(Data excerpts)
_ _ _ _

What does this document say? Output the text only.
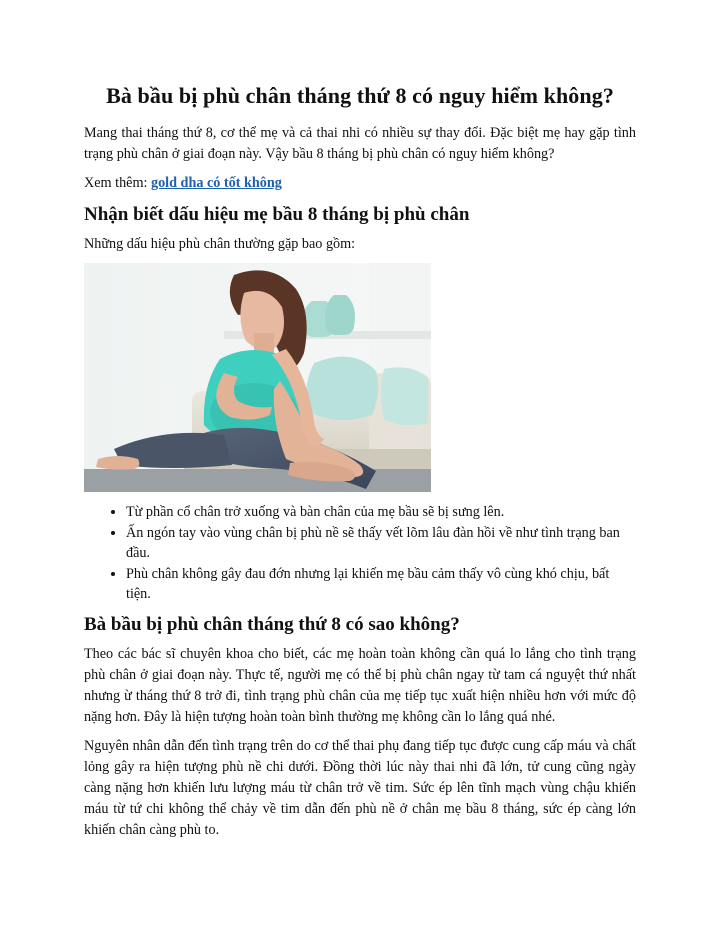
Bà bầu bị phù chân tháng thứ 8 có nguy hiểm không?

Mang thai tháng thứ 8, cơ thể mẹ và cả thai nhi có nhiều sự thay đổi. Đặc biệt mẹ hay gặp tình trạng phù chân ở giai đoạn này. Vậy bầu 8 tháng bị phù chân có nguy hiểm không?

Xem thêm: gold dha có tốt không

Nhận biết dấu hiệu mẹ bầu 8 tháng bị phù chân

Những dấu hiệu phù chân thường gặp bao gồm:

• Từ phần cổ chân trở xuống và bàn chân của mẹ bầu sẽ bị sưng lên.
• Ấn ngón tay vào vùng chân bị phù nề sẽ thấy vết lõm lâu đàn hồi về như tình trạng ban đầu.
• Phù chân không gây đau đớn nhưng lại khiến mẹ bầu cảm thấy vô cùng khó chịu, bất tiện.
Bà bầu bị phù chân tháng thứ 8 có sao không?

Theo các bác sĩ chuyên khoa cho biết, các mẹ hoàn toàn không cần quá lo lắng cho tình trạng phù chân ở giai đoạn này. Thực tế, người mẹ có thể bị phù chân ngay từ tam cá nguyệt thứ nhất nhưng ừ tháng thứ 8 trở đi, tình trạng phù chân của mẹ tiếp tục xuất hiện nhiều hơn với mức độ nặng hơn. Đây là hiện tượng hoàn toàn bình thường mẹ không cần lo lắng quá nhé.

Nguyên nhân dẫn đến tình trạng trên do cơ thể thai phụ đang tiếp tục được cung cấp máu và chất lỏng gây ra hiện tượng phù nề chi dưới. Đồng thời lúc này thai nhi đã lớn, tử cung cũng ngày càng nặng hơn khiến lưu lượng máu từ chân trở về tim. Sức ép lên tĩnh mạch vùng chậu khiến máu từ tứ chi không thể chảy về tim dẫn đến phù nề ở chân mẹ bầu 8 tháng, sức ép càng lớn khiến chân càng phù to.
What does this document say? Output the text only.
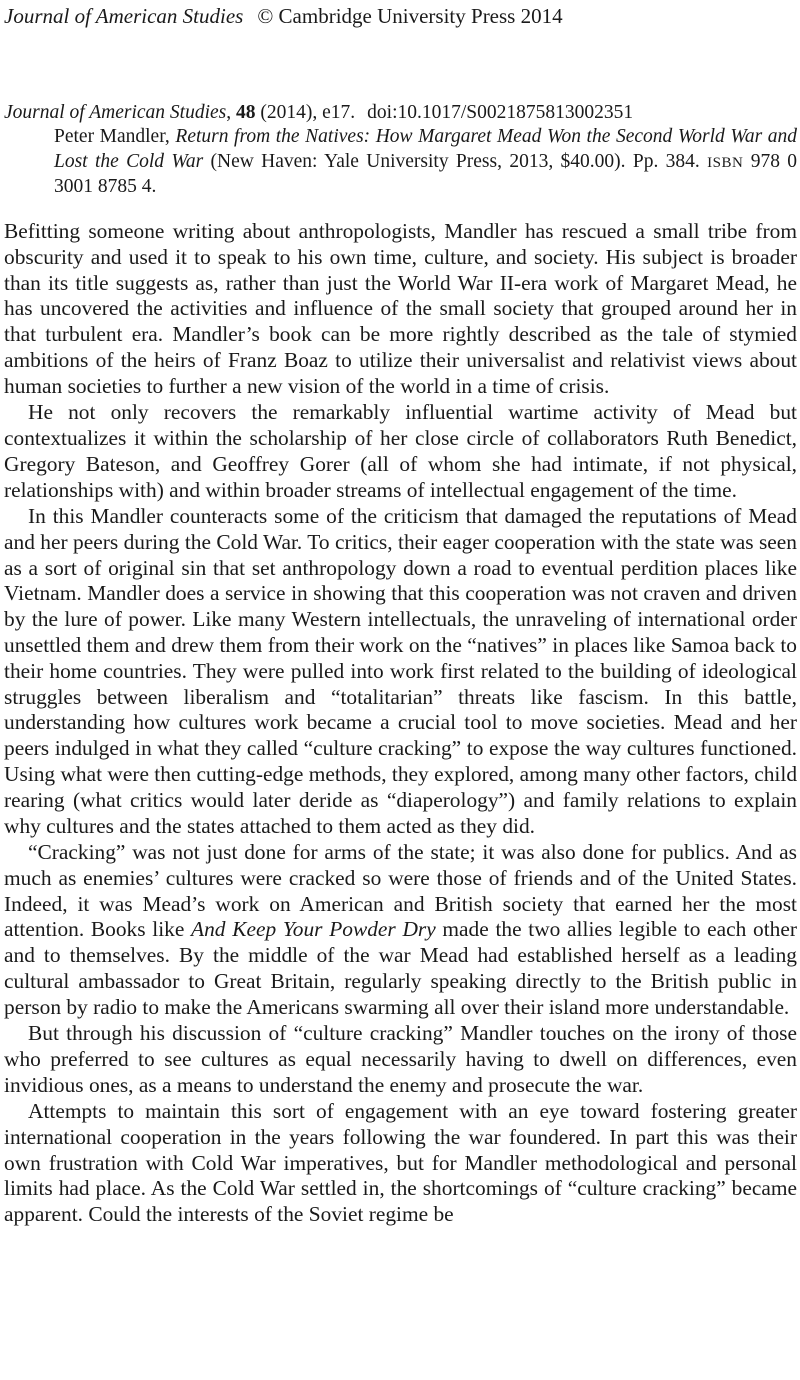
Journal of American Studies © Cambridge University Press 2014
Journal of American Studies, 48 (2014), e17. doi:10.1017/S0021875813002351
Peter Mandler, Return from the Natives: How Margaret Mead Won the Second World War and Lost the Cold War (New Haven: Yale University Press, 2013, $40.00). Pp. 384. ISBN 978 0 3001 8785 4.

Befitting someone writing about anthropologists, Mandler has rescued a small tribe from obscurity and used it to speak to his own time, culture, and society. His subject is broader than its title suggests as, rather than just the World War II-era work of Margaret Mead, he has uncovered the activities and influence of the small society that grouped around her in that turbulent era. Mandler’s book can be more rightly described as the tale of stymied ambitions of the heirs of Franz Boaz to utilize their universalist and relativist views about human societies to further a new vision of the world in a time of crisis.

He not only recovers the remarkably influential wartime activity of Mead but contextualizes it within the scholarship of her close circle of collaborators Ruth Benedict, Gregory Bateson, and Geoffrey Gorer (all of whom she had intimate, if not physical, relationships with) and within broader streams of intellectual engagement of the time.

In this Mandler counteracts some of the criticism that damaged the reputations of Mead and her peers during the Cold War. To critics, their eager cooperation with the state was seen as a sort of original sin that set anthropology down a road to eventual perdition places like Vietnam. Mandler does a service in showing that this cooperation was not craven and driven by the lure of power. Like many Western intellectuals, the unraveling of international order unsettled them and drew them from their work on the “natives” in places like Samoa back to their home countries. They were pulled into work first related to the building of ideological struggles between liberalism and “totalitarian” threats like fascism. In this battle, understanding how cultures work became a crucial tool to move societies. Mead and her peers indulged in what they called “culture cracking” to expose the way cultures functioned. Using what were then cutting-edge methods, they explored, among many other factors, child rearing (what critics would later deride as “diaperology”) and family relations to explain why cultures and the states attached to them acted as they did.

“Cracking” was not just done for arms of the state; it was also done for publics. And as much as enemies’ cultures were cracked so were those of friends and of the United States. Indeed, it was Mead’s work on American and British society that earned her the most attention. Books like And Keep Your Powder Dry made the two allies legible to each other and to themselves. By the middle of the war Mead had established herself as a leading cultural ambassador to Great Britain, regularly speaking directly to the British public in person by radio to make the Americans swarming all over their island more understandable.

But through his discussion of “culture cracking” Mandler touches on the irony of those who preferred to see cultures as equal necessarily having to dwell on differences, even invidious ones, as a means to understand the enemy and prosecute the war.

Attempts to maintain this sort of engagement with an eye toward fostering greater international cooperation in the years following the war foundered. In part this was their own frustration with Cold War imperatives, but for Mandler methodological and personal limits had place. As the Cold War settled in, the shortcomings of “culture cracking” became apparent. Could the interests of the Soviet regime be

_ _ _ _

**Instructions for the task:**
All of the records above must be copied exactly, except for the pictures.

**Solution for this problem:**
What does this document say? Output the text only.
Bà bầu bị phù chân tháng thứ 8 có nguy hiểm không?

Mang thai tháng thứ 8, cơ thể mẹ và cả thai nhi có nhiều sự thay đổi. Đặc biệt mẹ hay gặp tình trạng phù chân ở giai đoạn này. Vậy bầu 8 tháng bị phù chân có nguy hiểm không?

Xem thêm: gold dha có tốt không

Nhận biết dấu hiệu mẹ bầu 8 tháng bị phù chân

Những dấu hiệu phù chân thường gặp bao gồm:

• Từ phần cổ chân trở xuống và bàn chân của mẹ bầu sẽ bị sưng lên.
• Ấn ngón tay vào vùng chân bị phù nề sẽ thấy vết lõm lâu đàn hồi về như tình trạng ban đầu.
• Phù chân không gây đau đớn nhưng lại khiến mẹ bầu cảm thấy vô cùng khó chịu, bất tiện.
Bà bầu bị phù chân tháng thứ 8 có sao không?

Theo các bác sĩ chuyên khoa cho biết, các mẹ hoàn toàn không cần quá lo lắng cho tình trạng phù chân ở giai đoạn này. Thực tế, người mẹ có thể bị phù chân ngay từ tam cá nguyệt thứ nhất nhưng ừ tháng thứ 8 trở đi, tình trạng phù chân của mẹ tiếp tục xuất hiện nhiều hơn với mức độ nặng hơn. Đây là hiện tượng hoàn toàn bình thường mẹ không cần lo lắng quá nhé.

Nguyên nhân dẫn đến tình trạng trên do cơ thể thai phụ đang tiếp tục được cung cấp máu và chất lỏng gây ra hiện tượng phù nề chi dưới. Đồng thời lúc này thai nhi đã lớn, tử cung cũng ngày càng nặng hơn khiến lưu lượng máu từ chân trở về tim. Sức ép lên tĩnh mạch vùng chậu khiến máu từ tứ chi không thể chảy về tim dẫn đến phù nề ở chân mẹ bầu 8 tháng, sức ép càng lớn khiến chân càng phù to.
What does this document say? Output the text only.
Journal of American Studies © Cambridge University Press 2014
Journal of American Studies, 48 (2014), e17. doi:10.1017/S0021875813002351
Peter Mandler, Return from the Natives: How Margaret Mead Won the Second World War and Lost the Cold War (New Haven: Yale University Press, 2013, $40.00). Pp. 384. ISBN 978 0 3001 8785 4.

Befitting someone writing about anthropologists, Mandler has rescued a small tribe from obscurity and used it to speak to his own time, culture, and society. His subject is broader than its title suggests as, rather than just the World War II-era work of Margaret Mead, he has uncovered the activities and influence of the small society that grouped around her in that turbulent era. Mandler’s book can be more rightly described as the tale of stymied ambitions of the heirs of Franz Boaz to utilize their universalist and relativist views about human societies to further a new vision of the world in a time of crisis.

He not only recovers the remarkably influential wartime activity of Mead but contextualizes it within the scholarship of her close circle of collaborators Ruth Benedict, Gregory Bateson, and Geoffrey Gorer (all of whom she had intimate, if not physical, relationships with) and within broader streams of intellectual engagement of the time.

In this Mandler counteracts some of the criticism that damaged the reputations of Mead and her peers during the Cold War. To critics, their eager cooperation with the state was seen as a sort of original sin that set anthropology down a road to eventual perdition places like Vietnam. Mandler does a service in showing that this cooperation was not craven and driven by the lure of power. Like many Western intellectuals, the unraveling of international order unsettled them and drew them from their work on the “natives” in places like Samoa back to their home countries. They were pulled into work first related to the building of ideological struggles between liberalism and “totalitarian” threats like fascism. In this battle, understanding how cultures work became a crucial tool to move societies. Mead and her peers indulged in what they called “culture cracking” to expose the way cultures functioned. Using what were then cutting-edge methods, they explored, among many other factors, child rearing (what critics would later deride as “diaperology”) and family relations to explain why cultures and the states attached to them acted as they did.

“Cracking” was not just done for arms of the state; it was also done for publics. And as much as enemies’ cultures were cracked so were those of friends and of the United States. Indeed, it was Mead’s work on American and British society that earned her the most attention. Books like And Keep Your Powder Dry made the two allies legible to each other and to themselves. By the middle of the war Mead had established herself as a leading cultural ambassador to Great Britain, regularly speaking directly to the British public in person by radio to make the Americans swarming all over their island more understandable.

But through his discussion of “culture cracking” Mandler touches on the irony of those who preferred to see cultures as equal necessarily having to dwell on differences, even invidious ones, as a means to understand the enemy and prosecute the war.

Attempts to maintain this sort of engagement with an eye toward fostering greater international cooperation in the years following the war foundered. In part this was their own frustration with Cold War imperatives, but for Mandler methodological and personal limits had place. As the Cold War settled in, the shortcomings of “culture cracking” became apparent. Could the interests of the Soviet regime be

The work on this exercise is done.